** Extract to read **
_ _ _ _ _

+1 make sense to me as well.  We should of course be fast for security
upgrades, but make sense to avoid such eager upgrades for the rest of
the hundreds of Spark dependencies, due to the increased supply chain
attack risks in the ecosystem.

Thanks
Szehon

On Tue, Apr 21, 2026 at 3:32 AM Wenchen Fan <[email protected]> wrote:

> Thanks for starting this discussion! I did a data analysis a while ago but
> didn't have time to act on it. The analysis shows:
>
> *58* maven dep upgrades in the last 3 months.
> *46%* (27/58) within 7 days of release
> ≤7d      : 27 / 58  (47%)
> 8d–30d   : 12 / 58  (21%)
> >30d     : 19 / 58  (32%)
>
> You can find the raw data in the attached file. This does look a bit
> aggressive. I build Spark locally everyday, and I believe I'm not the only
> one. Having a couple of weeks as the buffer time is a good idea to protect
> developers like me from potential supply chain attacks.

_ _ _ _ _

** Instruction A **
Decide whether each statement agrees with the email on Spark dependency upgrades: (i) the raw data behind the analysis was sent in an attached file; (ii) Wenchen Fan builds Spark locally about once a week; (iii) Szehon wants security upgrades delayed like other upgrades. For each, answer yes or no and quote the words of the email that settle it.
The email and the records that follow it are unrelated material.

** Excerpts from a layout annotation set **
_ _ _ _ _

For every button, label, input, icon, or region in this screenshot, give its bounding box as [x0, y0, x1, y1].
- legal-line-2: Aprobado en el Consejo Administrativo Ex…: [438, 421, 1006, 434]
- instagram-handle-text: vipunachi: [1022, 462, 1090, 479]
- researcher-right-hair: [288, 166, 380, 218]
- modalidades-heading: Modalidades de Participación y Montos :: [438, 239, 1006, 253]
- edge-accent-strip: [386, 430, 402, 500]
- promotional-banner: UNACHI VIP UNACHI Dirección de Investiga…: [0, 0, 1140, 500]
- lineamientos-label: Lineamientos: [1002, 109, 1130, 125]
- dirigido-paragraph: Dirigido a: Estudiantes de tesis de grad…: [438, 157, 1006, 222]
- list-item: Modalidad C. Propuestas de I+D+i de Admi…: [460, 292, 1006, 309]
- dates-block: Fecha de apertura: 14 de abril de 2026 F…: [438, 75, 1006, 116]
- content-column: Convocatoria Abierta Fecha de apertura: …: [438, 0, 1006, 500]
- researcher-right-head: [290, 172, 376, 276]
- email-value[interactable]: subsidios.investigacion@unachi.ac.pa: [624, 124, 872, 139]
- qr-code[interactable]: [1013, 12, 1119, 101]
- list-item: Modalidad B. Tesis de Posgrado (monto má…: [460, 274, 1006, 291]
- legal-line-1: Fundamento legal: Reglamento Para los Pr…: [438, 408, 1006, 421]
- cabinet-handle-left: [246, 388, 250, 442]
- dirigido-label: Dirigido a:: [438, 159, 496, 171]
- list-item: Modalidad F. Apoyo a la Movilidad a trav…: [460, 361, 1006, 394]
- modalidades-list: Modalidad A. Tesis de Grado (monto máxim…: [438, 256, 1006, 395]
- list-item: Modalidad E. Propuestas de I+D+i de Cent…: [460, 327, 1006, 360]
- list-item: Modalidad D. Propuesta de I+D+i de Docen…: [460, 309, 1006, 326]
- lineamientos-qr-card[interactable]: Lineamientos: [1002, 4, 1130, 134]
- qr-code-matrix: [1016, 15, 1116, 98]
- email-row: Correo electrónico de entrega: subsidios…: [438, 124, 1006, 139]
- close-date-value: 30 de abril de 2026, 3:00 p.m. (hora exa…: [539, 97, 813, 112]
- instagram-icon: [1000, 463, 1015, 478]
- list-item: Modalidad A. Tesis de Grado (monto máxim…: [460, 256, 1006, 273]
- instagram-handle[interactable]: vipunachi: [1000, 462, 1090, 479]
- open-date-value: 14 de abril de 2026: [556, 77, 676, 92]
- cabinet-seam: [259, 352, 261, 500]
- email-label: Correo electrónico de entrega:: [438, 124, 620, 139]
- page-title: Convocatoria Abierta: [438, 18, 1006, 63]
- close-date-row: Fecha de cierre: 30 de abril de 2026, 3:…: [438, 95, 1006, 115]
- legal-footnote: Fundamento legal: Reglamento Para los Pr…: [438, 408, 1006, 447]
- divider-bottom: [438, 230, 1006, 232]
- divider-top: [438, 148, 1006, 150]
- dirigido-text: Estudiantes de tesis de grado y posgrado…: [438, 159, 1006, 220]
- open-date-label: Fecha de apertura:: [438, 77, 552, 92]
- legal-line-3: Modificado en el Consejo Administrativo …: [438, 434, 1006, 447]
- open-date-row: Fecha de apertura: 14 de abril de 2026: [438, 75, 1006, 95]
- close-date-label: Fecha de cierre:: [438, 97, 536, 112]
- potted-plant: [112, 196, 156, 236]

_ _ _ _ _

** Instruction B **
Report every line of the records that contains the string "right", treating uppercase and lowercase as different.

** Task answer A **
(i) Yes: "You can find the raw data in the attached file."
(ii) No: "I build Spark locally everyday"
(iii) No: "We should of course be fast for security upgrades"

** Task answer B **
- researcher-right-hair: [288, 166, 380, 218]
- researcher-right-head: [290, 172, 376, 276]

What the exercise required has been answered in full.